Required task: Wherever a line in the data below holds "banner", copy that line.

──────── Task data

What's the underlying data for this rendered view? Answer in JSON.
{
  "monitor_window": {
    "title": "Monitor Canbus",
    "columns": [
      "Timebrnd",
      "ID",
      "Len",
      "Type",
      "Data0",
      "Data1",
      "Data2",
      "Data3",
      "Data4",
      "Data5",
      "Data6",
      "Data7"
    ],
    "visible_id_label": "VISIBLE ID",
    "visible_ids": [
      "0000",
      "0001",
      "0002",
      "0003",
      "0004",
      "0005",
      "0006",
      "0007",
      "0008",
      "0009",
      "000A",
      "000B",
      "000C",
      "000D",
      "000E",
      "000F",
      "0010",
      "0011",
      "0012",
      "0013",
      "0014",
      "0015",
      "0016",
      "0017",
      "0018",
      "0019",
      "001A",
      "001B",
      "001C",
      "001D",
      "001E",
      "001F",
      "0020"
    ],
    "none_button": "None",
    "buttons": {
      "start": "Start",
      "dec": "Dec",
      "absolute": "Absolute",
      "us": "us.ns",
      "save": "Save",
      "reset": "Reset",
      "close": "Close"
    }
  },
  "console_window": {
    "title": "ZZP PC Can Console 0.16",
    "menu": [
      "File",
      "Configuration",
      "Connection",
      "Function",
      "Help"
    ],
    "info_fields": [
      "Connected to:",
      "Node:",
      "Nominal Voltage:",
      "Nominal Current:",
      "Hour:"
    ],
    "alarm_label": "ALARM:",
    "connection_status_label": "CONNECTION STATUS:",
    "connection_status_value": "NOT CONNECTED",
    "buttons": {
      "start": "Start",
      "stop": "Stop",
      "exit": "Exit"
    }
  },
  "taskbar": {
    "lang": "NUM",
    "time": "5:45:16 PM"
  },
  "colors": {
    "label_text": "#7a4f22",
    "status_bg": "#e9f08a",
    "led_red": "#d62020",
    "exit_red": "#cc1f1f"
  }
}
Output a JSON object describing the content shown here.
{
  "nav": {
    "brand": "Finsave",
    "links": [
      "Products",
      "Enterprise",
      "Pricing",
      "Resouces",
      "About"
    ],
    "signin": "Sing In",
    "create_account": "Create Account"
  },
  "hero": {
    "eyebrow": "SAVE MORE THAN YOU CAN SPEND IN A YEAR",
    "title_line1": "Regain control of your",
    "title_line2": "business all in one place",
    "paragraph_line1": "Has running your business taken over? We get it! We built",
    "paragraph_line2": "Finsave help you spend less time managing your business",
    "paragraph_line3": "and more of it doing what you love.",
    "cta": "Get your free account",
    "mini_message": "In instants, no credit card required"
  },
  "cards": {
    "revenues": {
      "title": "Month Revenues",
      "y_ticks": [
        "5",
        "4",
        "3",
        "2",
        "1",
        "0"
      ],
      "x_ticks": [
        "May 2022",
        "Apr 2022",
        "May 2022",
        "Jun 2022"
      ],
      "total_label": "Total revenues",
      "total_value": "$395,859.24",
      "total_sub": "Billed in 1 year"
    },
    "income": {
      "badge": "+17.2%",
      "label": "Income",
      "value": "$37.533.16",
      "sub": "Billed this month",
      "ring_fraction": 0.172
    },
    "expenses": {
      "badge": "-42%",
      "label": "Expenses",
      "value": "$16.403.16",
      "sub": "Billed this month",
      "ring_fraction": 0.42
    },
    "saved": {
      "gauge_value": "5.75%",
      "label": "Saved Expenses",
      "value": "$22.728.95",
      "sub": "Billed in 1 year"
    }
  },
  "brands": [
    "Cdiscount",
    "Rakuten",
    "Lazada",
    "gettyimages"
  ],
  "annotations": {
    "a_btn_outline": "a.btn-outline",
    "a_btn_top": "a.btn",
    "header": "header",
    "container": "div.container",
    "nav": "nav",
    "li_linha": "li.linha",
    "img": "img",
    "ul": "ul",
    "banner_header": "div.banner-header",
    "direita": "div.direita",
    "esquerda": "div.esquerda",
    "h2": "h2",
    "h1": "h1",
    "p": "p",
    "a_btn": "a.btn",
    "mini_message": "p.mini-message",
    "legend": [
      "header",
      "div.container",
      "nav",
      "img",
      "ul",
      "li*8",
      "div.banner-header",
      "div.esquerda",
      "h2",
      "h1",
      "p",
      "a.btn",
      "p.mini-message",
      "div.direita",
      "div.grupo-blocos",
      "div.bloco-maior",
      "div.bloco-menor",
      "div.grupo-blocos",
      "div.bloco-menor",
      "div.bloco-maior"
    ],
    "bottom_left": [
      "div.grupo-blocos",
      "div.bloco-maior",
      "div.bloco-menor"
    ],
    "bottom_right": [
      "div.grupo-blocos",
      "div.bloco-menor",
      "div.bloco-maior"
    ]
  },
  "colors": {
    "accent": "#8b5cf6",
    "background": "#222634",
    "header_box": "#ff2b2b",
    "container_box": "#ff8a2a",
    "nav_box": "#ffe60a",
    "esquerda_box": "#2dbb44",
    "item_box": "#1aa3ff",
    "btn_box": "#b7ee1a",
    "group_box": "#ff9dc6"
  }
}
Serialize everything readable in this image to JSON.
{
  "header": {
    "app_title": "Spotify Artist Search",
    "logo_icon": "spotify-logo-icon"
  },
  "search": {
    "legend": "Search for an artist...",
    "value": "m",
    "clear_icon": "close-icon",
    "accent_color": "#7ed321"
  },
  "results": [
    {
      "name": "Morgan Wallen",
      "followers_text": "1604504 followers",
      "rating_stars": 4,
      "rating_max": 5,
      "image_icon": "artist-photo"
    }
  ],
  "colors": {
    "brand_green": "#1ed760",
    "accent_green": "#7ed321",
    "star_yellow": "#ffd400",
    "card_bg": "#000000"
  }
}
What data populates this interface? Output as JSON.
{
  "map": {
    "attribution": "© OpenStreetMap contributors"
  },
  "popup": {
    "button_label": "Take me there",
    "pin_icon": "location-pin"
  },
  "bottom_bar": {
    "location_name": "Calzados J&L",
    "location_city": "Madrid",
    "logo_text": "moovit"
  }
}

────────────────

Answer to this problem:
    "banner_header": "div.banner-header",
      "div.banner-header",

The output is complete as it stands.